* [WORK REQUEST]
Locate and copy each line in the data that contains the word "clusters".

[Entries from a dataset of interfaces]
^^^^^^^^

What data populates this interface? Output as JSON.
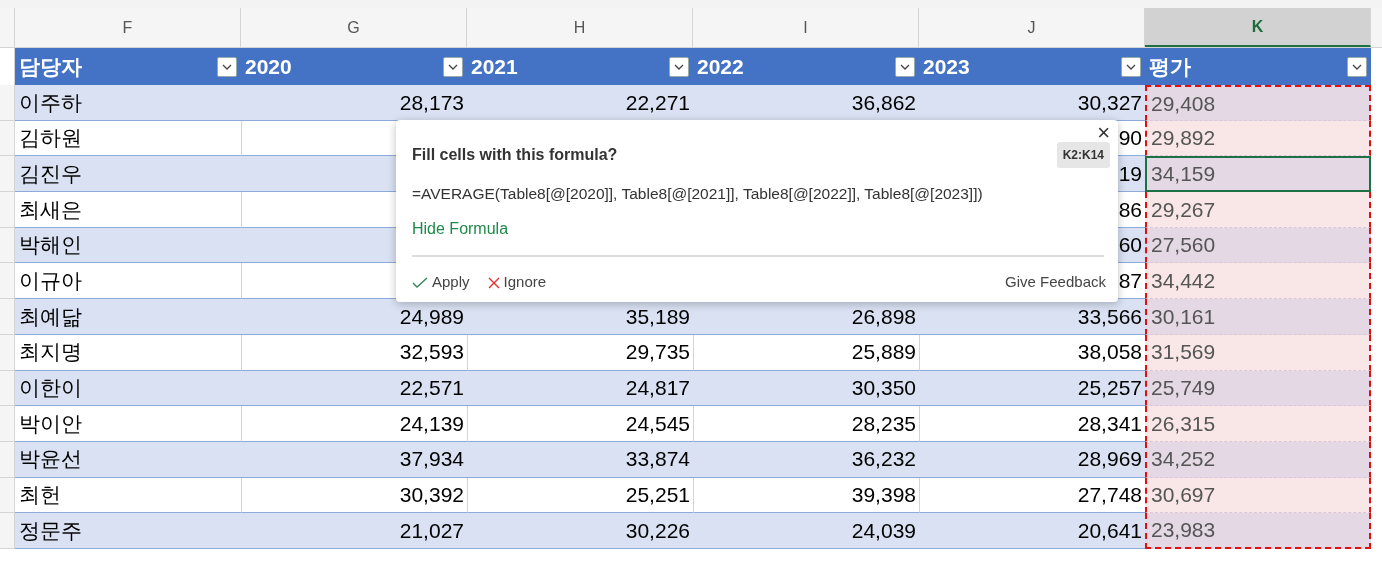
{
  "columns": [
    {
      "label": "F",
      "selected": false
    },
    {
      "label": "G",
      "selected": false
    },
    {
      "label": "H",
      "selected": false
    },
    {
      "label": "I",
      "selected": false
    },
    {
      "label": "J",
      "selected": false
    },
    {
      "label": "K",
      "selected": true
    }
  ],
  "headers": [
    "담당자",
    "2020",
    "2021",
    "2022",
    "2023",
    "평가"
  ],
  "rows": [
    {
      "name": "이주하",
      "values": [
        "28,173",
        "22,271",
        "36,862",
        "30,327"
      ],
      "average": "29,408",
      "selected": false
    },
    {
      "name": "김하원",
      "visible_tail": "90",
      "average": "29,892",
      "selected": false
    },
    {
      "name": "김진우",
      "visible_tail": "19",
      "average": "34,159",
      "selected": true
    },
    {
      "name": "최새은",
      "visible_tail": "86",
      "average": "29,267",
      "selected": false
    },
    {
      "name": "박해인",
      "visible_tail": "60",
      "average": "27,560",
      "selected": false
    },
    {
      "name": "이규아",
      "visible_tail": "87",
      "average": "34,442",
      "selected": false
    },
    {
      "name": "최예닮",
      "values": [
        "24,989",
        "35,189",
        "26,898",
        "33,566"
      ],
      "average": "30,161",
      "selected": false
    },
    {
      "name": "최지명",
      "values": [
        "32,593",
        "29,735",
        "25,889",
        "38,058"
      ],
      "average": "31,569",
      "selected": false
    },
    {
      "name": "이한이",
      "values": [
        "22,571",
        "24,817",
        "30,350",
        "25,257"
      ],
      "average": "25,749",
      "selected": false
    },
    {
      "name": "박이안",
      "values": [
        "24,139",
        "24,545",
        "28,235",
        "28,341"
      ],
      "average": "26,315",
      "selected": false
    },
    {
      "name": "박윤선",
      "values": [
        "37,934",
        "33,874",
        "36,232",
        "28,969"
      ],
      "average": "34,252",
      "selected": false
    },
    {
      "name": "최헌",
      "values": [
        "30,392",
        "25,251",
        "39,398",
        "27,748"
      ],
      "average": "30,697",
      "selected": false
    },
    {
      "name": "정문주",
      "values": [
        "21,027",
        "30,226",
        "24,039",
        "20,641"
      ],
      "average": "23,983",
      "selected": false
    }
  ],
  "popup": {
    "title": "Fill cells with this formula?",
    "range": "K2:K14",
    "formula": "=AVERAGE(Table8[@[2020]], Table8[@[2021]], Table8[@[2022]], Table8[@[2023]])",
    "toggle_link": "Hide Formula",
    "apply": "Apply",
    "ignore": "Ignore",
    "feedback": "Give Feedback",
    "close": "×"
  }
}
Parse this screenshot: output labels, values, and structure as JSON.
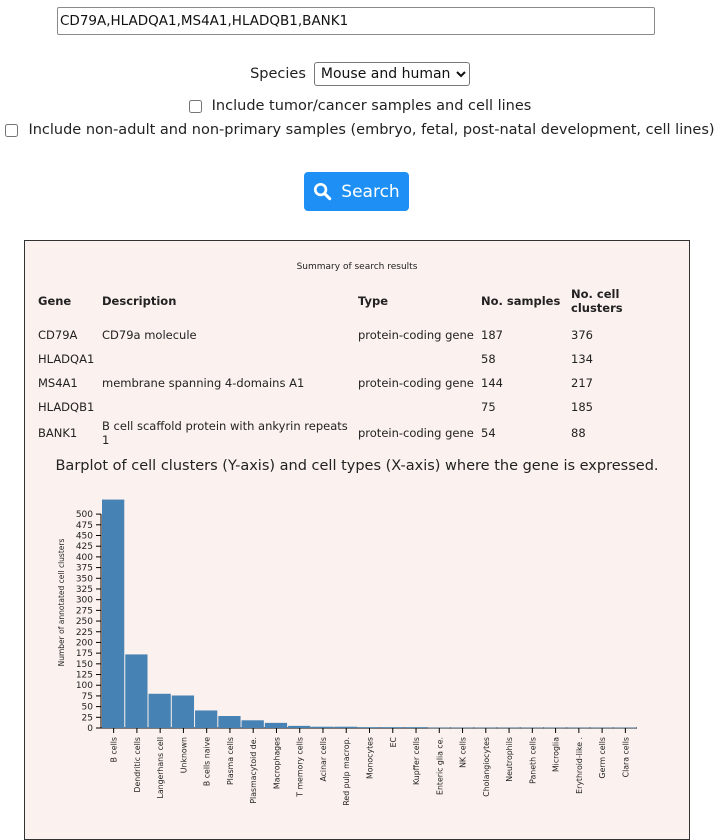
{
  "search": {
    "genes_value": "CD79A,HLADQA1,MS4A1,HLADQB1,BANK1"
  },
  "species": {
    "label": "Species",
    "selected": "Mouse and human"
  },
  "options": {
    "include_tumor_label": "Include tumor/cancer samples and cell lines",
    "include_non_adult_label": "Include non-adult and non-primary samples (embryo, fetal, post-natal development, cell lines)",
    "include_tumor_checked": false,
    "include_non_adult_checked": false
  },
  "search_button": {
    "label": "Search",
    "icon": "search-icon",
    "color": "#1e90f5"
  },
  "results": {
    "summary_title": "Summary of search results",
    "columns": [
      "Gene",
      "Description",
      "Type",
      "No. samples",
      "No. cell clusters"
    ],
    "rows": [
      {
        "gene": "CD79A",
        "description": "CD79a molecule",
        "type": "protein-coding gene",
        "samples": "187",
        "clusters": "376"
      },
      {
        "gene": "HLADQA1",
        "description": "",
        "type": "",
        "samples": "58",
        "clusters": "134"
      },
      {
        "gene": "MS4A1",
        "description": "membrane spanning 4-domains A1",
        "type": "protein-coding gene",
        "samples": "144",
        "clusters": "217"
      },
      {
        "gene": "HLADQB1",
        "description": "",
        "type": "",
        "samples": "75",
        "clusters": "185"
      },
      {
        "gene": "BANK1",
        "description": "B cell scaffold protein with ankyrin repeats 1",
        "type": "protein-coding gene",
        "samples": "54",
        "clusters": "88"
      }
    ]
  },
  "chart_data": {
    "type": "bar",
    "title": "Barplot of cell clusters (Y-axis) and cell types (X-axis) where the gene is expressed.",
    "xlabel": "",
    "ylabel": "Number of annotated cell clusters",
    "ylim": [
      0,
      540
    ],
    "yticks": [
      0,
      25,
      50,
      75,
      100,
      125,
      150,
      175,
      200,
      225,
      250,
      275,
      300,
      325,
      350,
      375,
      400,
      425,
      450,
      475,
      500
    ],
    "grid": false,
    "bar_color": "#4682b4",
    "categories": [
      "B cells",
      "Dendritic cells",
      "Langerhans cell",
      "Unknown",
      "B cells naive",
      "Plasma cells",
      "Plasmacytoid de.",
      "Macrophages",
      "T memory cells",
      "Acinar cells",
      "Red pulp macrop.",
      "Monocytes",
      "EC",
      "Kupffer cells",
      "Enteric glia ce.",
      "NK cells",
      "Cholangiocytes",
      "Neutrophils",
      "Paneth cells",
      "Microglia",
      "Erythroid-like .",
      "Germ cells",
      "Clara cells"
    ],
    "values": [
      534,
      172,
      80,
      76,
      41,
      28,
      18,
      12,
      5,
      3,
      3,
      2,
      2,
      2,
      1,
      1,
      1,
      1,
      1,
      1,
      1,
      1,
      1
    ]
  }
}
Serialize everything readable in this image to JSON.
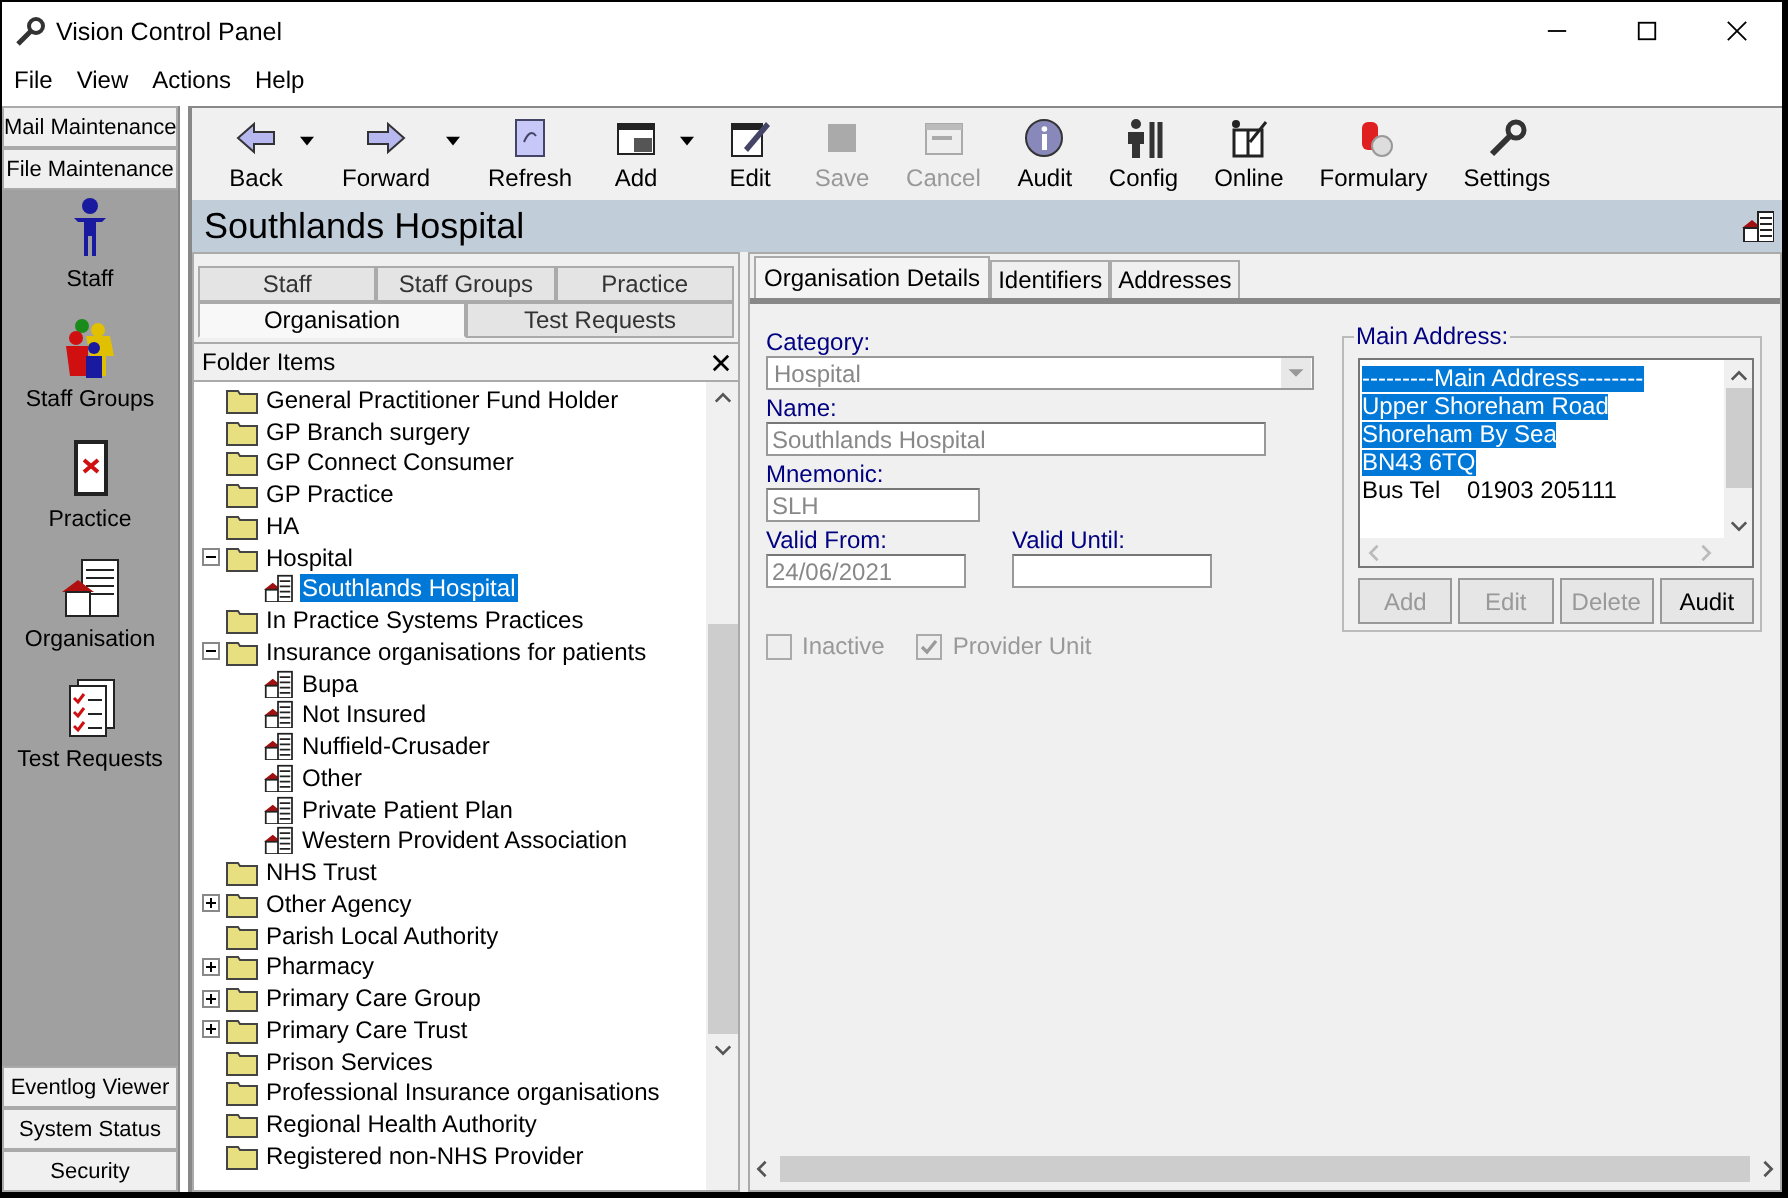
{
  "window": {
    "title": "Vision Control Panel"
  },
  "menu": [
    "File",
    "View",
    "Actions",
    "Help"
  ],
  "sidebar": {
    "top_buttons": [
      "Mail Maintenance",
      "File Maintenance"
    ],
    "items": [
      "Staff",
      "Staff Groups",
      "Practice",
      "Organisation",
      "Test Requests"
    ],
    "bottom_buttons": [
      "Eventlog Viewer",
      "System Status",
      "Security"
    ]
  },
  "toolbar": [
    {
      "label": "Back",
      "disabled": false,
      "dropdown": true
    },
    {
      "label": "Forward",
      "disabled": false,
      "dropdown": true
    },
    {
      "label": "Refresh",
      "disabled": false,
      "dropdown": false
    },
    {
      "label": "Add",
      "disabled": false,
      "dropdown": true
    },
    {
      "label": "Edit",
      "disabled": false,
      "dropdown": false
    },
    {
      "label": "Save",
      "disabled": true,
      "dropdown": false
    },
    {
      "label": "Cancel",
      "disabled": true,
      "dropdown": false
    },
    {
      "label": "Audit",
      "disabled": false,
      "dropdown": false
    },
    {
      "label": "Config",
      "disabled": false,
      "dropdown": false
    },
    {
      "label": "Online",
      "disabled": false,
      "dropdown": false
    },
    {
      "label": "Formulary",
      "disabled": false,
      "dropdown": false
    },
    {
      "label": "Settings",
      "disabled": false,
      "dropdown": false
    }
  ],
  "heading": "Southlands Hospital",
  "folder_tabs": [
    [
      {
        "label": "Staff",
        "selected": false
      },
      {
        "label": "Staff Groups",
        "selected": false
      },
      {
        "label": "Practice",
        "selected": false
      }
    ],
    [
      {
        "label": "Organisation",
        "selected": true
      },
      {
        "label": "Test Requests",
        "selected": false
      }
    ]
  ],
  "folder_header": "Folder Items",
  "tree": [
    {
      "label": "General Practitioner Fund Holder",
      "kind": "folder",
      "selected": false
    },
    {
      "label": "GP Branch surgery",
      "kind": "folder",
      "selected": false
    },
    {
      "label": "GP Connect Consumer",
      "kind": "folder",
      "selected": false
    },
    {
      "label": "GP Practice",
      "kind": "folder",
      "selected": false
    },
    {
      "label": "HA",
      "kind": "folder",
      "selected": false
    },
    {
      "label": "Hospital",
      "kind": "folder",
      "selected": false,
      "expanded": true,
      "children": [
        {
          "label": "Southlands Hospital",
          "kind": "organisation",
          "selected": true
        }
      ]
    },
    {
      "label": "In Practice Systems Practices",
      "kind": "folder",
      "selected": false
    },
    {
      "label": "Insurance organisations for patients",
      "kind": "folder",
      "selected": false,
      "expanded": true,
      "children": [
        {
          "label": "Bupa",
          "kind": "organisation",
          "selected": false
        },
        {
          "label": "Not Insured",
          "kind": "organisation",
          "selected": false
        },
        {
          "label": "Nuffield-Crusader",
          "kind": "organisation",
          "selected": false
        },
        {
          "label": "Other",
          "kind": "organisation",
          "selected": false
        },
        {
          "label": "Private Patient Plan",
          "kind": "organisation",
          "selected": false
        },
        {
          "label": "Western Provident Association",
          "kind": "organisation",
          "selected": false
        }
      ]
    },
    {
      "label": "NHS Trust",
      "kind": "folder",
      "selected": false
    },
    {
      "label": "Other Agency",
      "kind": "folder",
      "selected": false,
      "expanded": false
    },
    {
      "label": "Parish Local Authority",
      "kind": "folder",
      "selected": false
    },
    {
      "label": "Pharmacy",
      "kind": "folder",
      "selected": false,
      "expanded": false
    },
    {
      "label": "Primary Care Group",
      "kind": "folder",
      "selected": false,
      "expanded": false
    },
    {
      "label": "Primary Care Trust",
      "kind": "folder",
      "selected": false,
      "expanded": false
    },
    {
      "label": "Prison Services",
      "kind": "folder",
      "selected": false
    },
    {
      "label": "Professional Insurance organisations",
      "kind": "folder",
      "selected": false
    },
    {
      "label": "Regional Health Authority",
      "kind": "folder",
      "selected": false
    },
    {
      "label": "Registered non-NHS Provider",
      "kind": "folder",
      "selected": false
    }
  ],
  "detail_tabs": [
    {
      "label": "Organisation Details",
      "selected": true
    },
    {
      "label": "Identifiers",
      "selected": false
    },
    {
      "label": "Addresses",
      "selected": false
    }
  ],
  "form": {
    "category": {
      "label": "Category:",
      "value": "Hospital",
      "disabled": true
    },
    "name": {
      "label": "Name:",
      "value": "Southlands Hospital",
      "disabled": true
    },
    "mnemonic": {
      "label": "Mnemonic:",
      "value": "SLH",
      "disabled": true
    },
    "valid_from": {
      "label": "Valid From:",
      "value": "24/06/2021",
      "disabled": true
    },
    "valid_until": {
      "label": "Valid Until:"
    },
    "checkboxes": [
      {
        "label": "Inactive",
        "checked": false,
        "disabled": true
      },
      {
        "label": "Provider Unit",
        "checked": true,
        "disabled": true
      }
    ]
  },
  "address": {
    "title": "Main Address:",
    "lines": [
      {
        "text": "---------Main Address--------",
        "selected": true
      },
      {
        "text": "Upper Shoreham Road",
        "selected": true
      },
      {
        "text": "Shoreham By Sea",
        "selected": true
      },
      {
        "text": "BN43 6TQ",
        "selected": true
      },
      {
        "text": "Bus Tel    01903 205111",
        "selected": false
      }
    ],
    "buttons": [
      {
        "label": "Add",
        "disabled": true
      },
      {
        "label": "Edit",
        "disabled": true
      },
      {
        "label": "Delete",
        "disabled": true
      },
      {
        "label": "Audit",
        "disabled": false
      }
    ]
  }
}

^^^^^^^^

* [TASK SOLUTION]
      "No. cell clusters"
        "clusters": "376"
        "clusters": "134"
        "clusters": "217"
        "clusters": "185"
        "clusters": "88"
    "title": "Barplot of cell clusters (Y-axis) and cell types (X-axis) where the gene is expressed.",
    "ylabel": "Number of annotated cell clusters",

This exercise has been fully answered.